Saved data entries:
(begin)

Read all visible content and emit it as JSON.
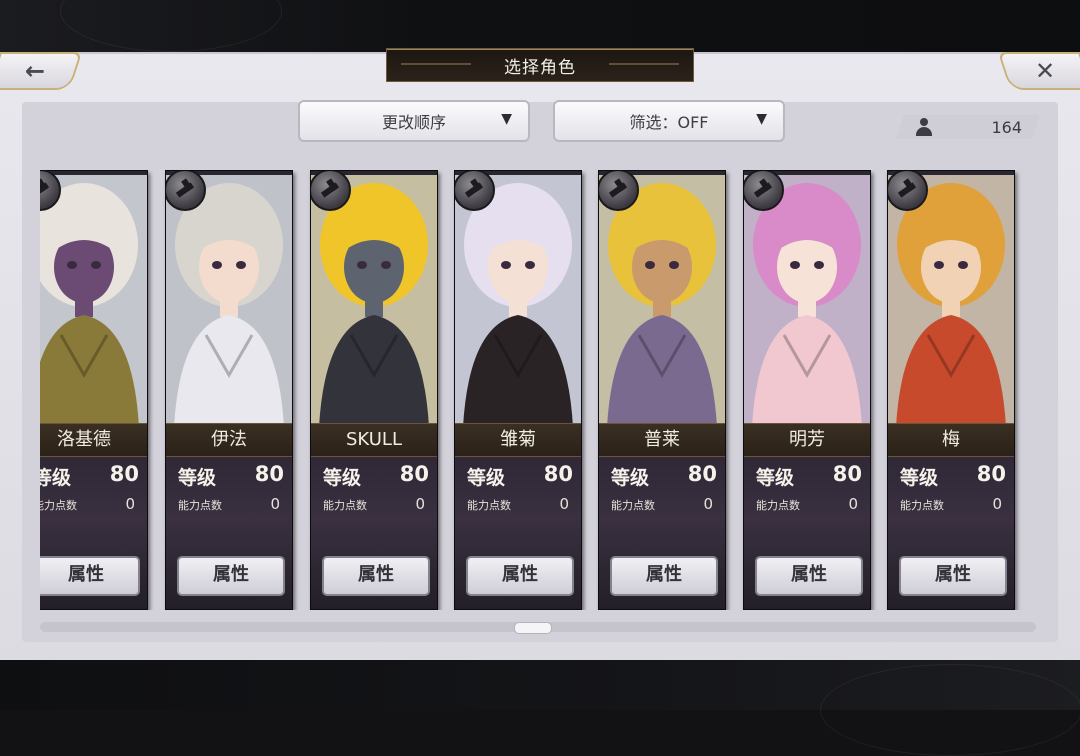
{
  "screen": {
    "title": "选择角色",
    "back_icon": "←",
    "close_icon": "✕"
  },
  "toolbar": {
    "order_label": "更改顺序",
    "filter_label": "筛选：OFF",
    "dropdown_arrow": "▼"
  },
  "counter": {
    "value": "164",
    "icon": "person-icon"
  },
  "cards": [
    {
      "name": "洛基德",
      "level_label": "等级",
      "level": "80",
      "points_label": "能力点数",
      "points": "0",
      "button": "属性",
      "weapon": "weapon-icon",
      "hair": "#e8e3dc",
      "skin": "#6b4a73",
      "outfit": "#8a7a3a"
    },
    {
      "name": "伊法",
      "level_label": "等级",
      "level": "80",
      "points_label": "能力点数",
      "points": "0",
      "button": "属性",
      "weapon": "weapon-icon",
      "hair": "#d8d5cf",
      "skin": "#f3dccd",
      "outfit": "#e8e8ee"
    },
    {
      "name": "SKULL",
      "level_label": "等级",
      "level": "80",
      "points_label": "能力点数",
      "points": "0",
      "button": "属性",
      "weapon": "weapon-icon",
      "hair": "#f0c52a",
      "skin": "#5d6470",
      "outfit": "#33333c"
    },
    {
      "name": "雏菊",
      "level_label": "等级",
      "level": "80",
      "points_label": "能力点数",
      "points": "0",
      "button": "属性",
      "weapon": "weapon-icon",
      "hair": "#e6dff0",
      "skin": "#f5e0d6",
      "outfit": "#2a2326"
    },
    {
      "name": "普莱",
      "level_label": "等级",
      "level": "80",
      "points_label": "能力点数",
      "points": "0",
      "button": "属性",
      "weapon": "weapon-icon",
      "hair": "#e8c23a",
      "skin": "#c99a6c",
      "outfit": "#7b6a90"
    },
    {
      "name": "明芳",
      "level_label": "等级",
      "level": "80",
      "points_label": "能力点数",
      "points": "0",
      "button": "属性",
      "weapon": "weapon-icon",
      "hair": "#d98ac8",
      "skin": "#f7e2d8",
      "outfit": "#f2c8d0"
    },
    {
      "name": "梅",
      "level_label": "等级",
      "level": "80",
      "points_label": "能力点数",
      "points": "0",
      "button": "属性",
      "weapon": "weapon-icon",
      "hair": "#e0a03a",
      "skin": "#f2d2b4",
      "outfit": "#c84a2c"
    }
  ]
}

(end)
(begin)

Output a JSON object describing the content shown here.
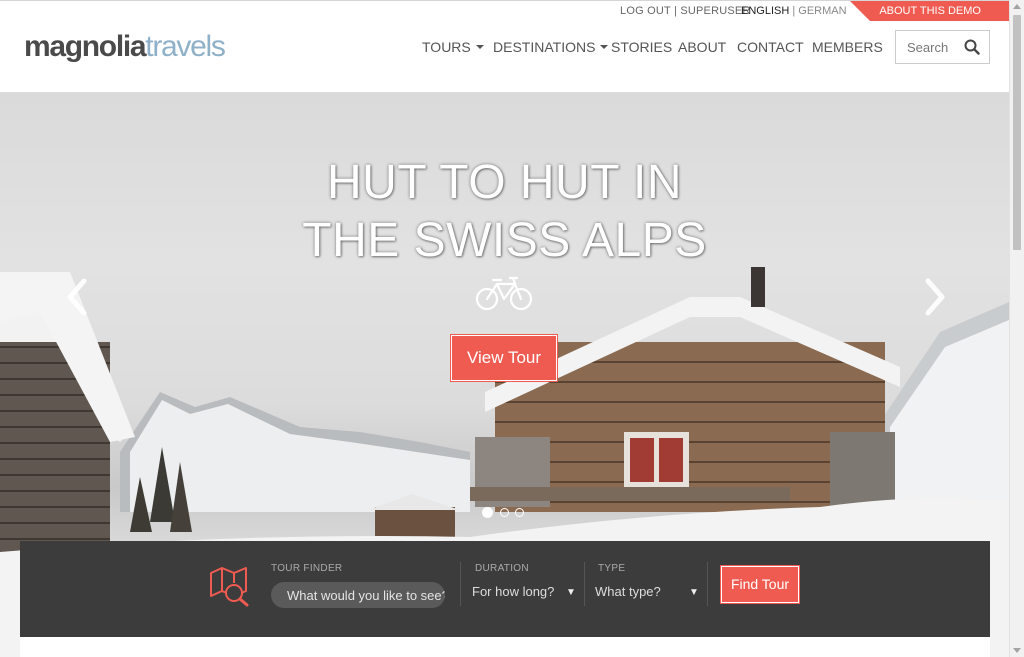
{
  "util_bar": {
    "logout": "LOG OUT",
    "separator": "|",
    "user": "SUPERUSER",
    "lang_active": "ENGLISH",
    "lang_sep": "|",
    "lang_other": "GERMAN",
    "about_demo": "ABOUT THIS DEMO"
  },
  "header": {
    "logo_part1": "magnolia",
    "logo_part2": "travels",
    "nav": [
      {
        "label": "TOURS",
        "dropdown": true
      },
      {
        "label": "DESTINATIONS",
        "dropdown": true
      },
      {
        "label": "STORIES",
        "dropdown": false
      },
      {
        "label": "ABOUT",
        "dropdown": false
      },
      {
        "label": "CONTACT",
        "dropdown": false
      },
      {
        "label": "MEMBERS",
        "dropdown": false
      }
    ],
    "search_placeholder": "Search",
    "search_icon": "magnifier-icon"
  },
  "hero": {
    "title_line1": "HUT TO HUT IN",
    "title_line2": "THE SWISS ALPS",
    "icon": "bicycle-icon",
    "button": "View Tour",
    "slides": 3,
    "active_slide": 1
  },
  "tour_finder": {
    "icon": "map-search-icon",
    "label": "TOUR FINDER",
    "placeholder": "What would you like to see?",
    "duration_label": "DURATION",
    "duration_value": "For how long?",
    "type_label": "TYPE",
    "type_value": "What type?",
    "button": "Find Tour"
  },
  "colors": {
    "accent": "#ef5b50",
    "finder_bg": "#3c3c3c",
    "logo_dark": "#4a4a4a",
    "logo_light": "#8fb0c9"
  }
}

(end)
(begin)

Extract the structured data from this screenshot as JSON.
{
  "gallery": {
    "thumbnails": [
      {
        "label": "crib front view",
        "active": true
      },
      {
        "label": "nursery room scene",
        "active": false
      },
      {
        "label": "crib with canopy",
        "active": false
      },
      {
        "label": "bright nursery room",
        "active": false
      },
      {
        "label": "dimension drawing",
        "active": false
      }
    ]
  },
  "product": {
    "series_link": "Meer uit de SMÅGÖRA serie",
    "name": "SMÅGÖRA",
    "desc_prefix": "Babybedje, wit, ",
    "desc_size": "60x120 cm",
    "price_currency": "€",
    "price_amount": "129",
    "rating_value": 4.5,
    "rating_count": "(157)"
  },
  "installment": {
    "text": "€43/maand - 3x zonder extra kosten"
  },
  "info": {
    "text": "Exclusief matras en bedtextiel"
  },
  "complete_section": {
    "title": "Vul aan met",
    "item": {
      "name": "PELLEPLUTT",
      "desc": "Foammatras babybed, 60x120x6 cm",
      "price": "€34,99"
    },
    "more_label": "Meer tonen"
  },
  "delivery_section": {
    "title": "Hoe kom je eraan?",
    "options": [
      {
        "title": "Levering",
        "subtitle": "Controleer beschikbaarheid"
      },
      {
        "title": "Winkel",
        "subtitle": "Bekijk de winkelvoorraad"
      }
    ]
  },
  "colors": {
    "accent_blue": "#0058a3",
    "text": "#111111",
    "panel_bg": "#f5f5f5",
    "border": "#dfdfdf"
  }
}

(end)

Task to carry out -
Filter the records above and return every line that holds the word "ABOUT".

Exercise answer -
    "about_demo": "ABOUT THIS DEMO"
        "label": "ABOUT",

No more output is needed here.